- TASK STATEMENT -
Return, word for word, every line that follows.

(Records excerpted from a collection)
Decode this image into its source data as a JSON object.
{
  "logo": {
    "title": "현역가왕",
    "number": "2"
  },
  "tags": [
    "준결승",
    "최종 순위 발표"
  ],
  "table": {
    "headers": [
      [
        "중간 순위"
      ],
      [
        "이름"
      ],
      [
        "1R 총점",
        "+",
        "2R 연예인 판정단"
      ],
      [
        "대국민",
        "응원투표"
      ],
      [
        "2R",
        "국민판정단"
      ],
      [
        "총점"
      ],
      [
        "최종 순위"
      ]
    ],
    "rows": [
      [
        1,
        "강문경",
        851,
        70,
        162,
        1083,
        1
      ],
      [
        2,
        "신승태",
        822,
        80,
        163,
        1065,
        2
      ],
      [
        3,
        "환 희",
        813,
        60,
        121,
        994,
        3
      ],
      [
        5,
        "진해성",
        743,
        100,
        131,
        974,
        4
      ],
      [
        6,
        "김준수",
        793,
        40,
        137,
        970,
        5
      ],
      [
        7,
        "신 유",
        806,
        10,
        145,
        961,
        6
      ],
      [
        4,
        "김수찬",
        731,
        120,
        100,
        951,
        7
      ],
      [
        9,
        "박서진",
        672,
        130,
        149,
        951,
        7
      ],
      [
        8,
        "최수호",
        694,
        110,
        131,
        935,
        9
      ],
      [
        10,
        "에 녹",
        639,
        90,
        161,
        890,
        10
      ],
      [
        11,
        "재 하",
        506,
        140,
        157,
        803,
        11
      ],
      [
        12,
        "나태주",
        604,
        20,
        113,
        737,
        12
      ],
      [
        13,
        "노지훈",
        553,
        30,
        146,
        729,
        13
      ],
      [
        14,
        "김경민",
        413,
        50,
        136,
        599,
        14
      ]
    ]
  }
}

- FINISHED EXERCISE -
Decode this image into its source data as a JSON object.
{
  "logo": {
    "title": "현역가왕",
    "number": "2"
  },
  "tags": [
    "준결승",
    "최종 순위 발표"
  ],
  "table": {
    "headers": [
      [
        "중간 순위"
      ],
      [
        "이름"
      ],
      [
        "1R 총점",
        "+",
        "2R 연예인 판정단"
      ],
      [
        "대국민",
        "응원투표"
      ],
      [
        "2R",
        "국민판정단"
      ],
      [
        "총점"
      ],
      [
        "최종 순위"
      ]
    ],
    "rows": [
      [
        1,
        "강문경",
        851,
        70,
        162,
        1083,
        1
      ],
      [
        2,
        "신승태",
        822,
        80,
        163,
        1065,
        2
      ],
      [
        3,
        "환 희",
        813,
        60,
        121,
        994,
        3
      ],
      [
        5,
        "진해성",
        743,
        100,
        131,
        974,
        4
      ],
      [
        6,
        "김준수",
        793,
        40,
        137,
        970,
        5
      ],
      [
        7,
        "신 유",
        806,
        10,
        145,
        961,
        6
      ],
      [
        4,
        "김수찬",
        731,
        120,
        100,
        951,
        7
      ],
      [
        9,
        "박서진",
        672,
        130,
        149,
        951,
        7
      ],
      [
        8,
        "최수호",
        694,
        110,
        131,
        935,
        9
      ],
      [
        10,
        "에 녹",
        639,
        90,
        161,
        890,
        10
      ],
      [
        11,
        "재 하",
        506,
        140,
        157,
        803,
        11
      ],
      [
        12,
        "나태주",
        604,
        20,
        113,
        737,
        12
      ],
      [
        13,
        "노지훈",
        553,
        30,
        146,
        729,
        13
      ],
      [
        14,
        "김경민",
        413,
        50,
        136,
        599,
        14
      ]
    ]
  }
}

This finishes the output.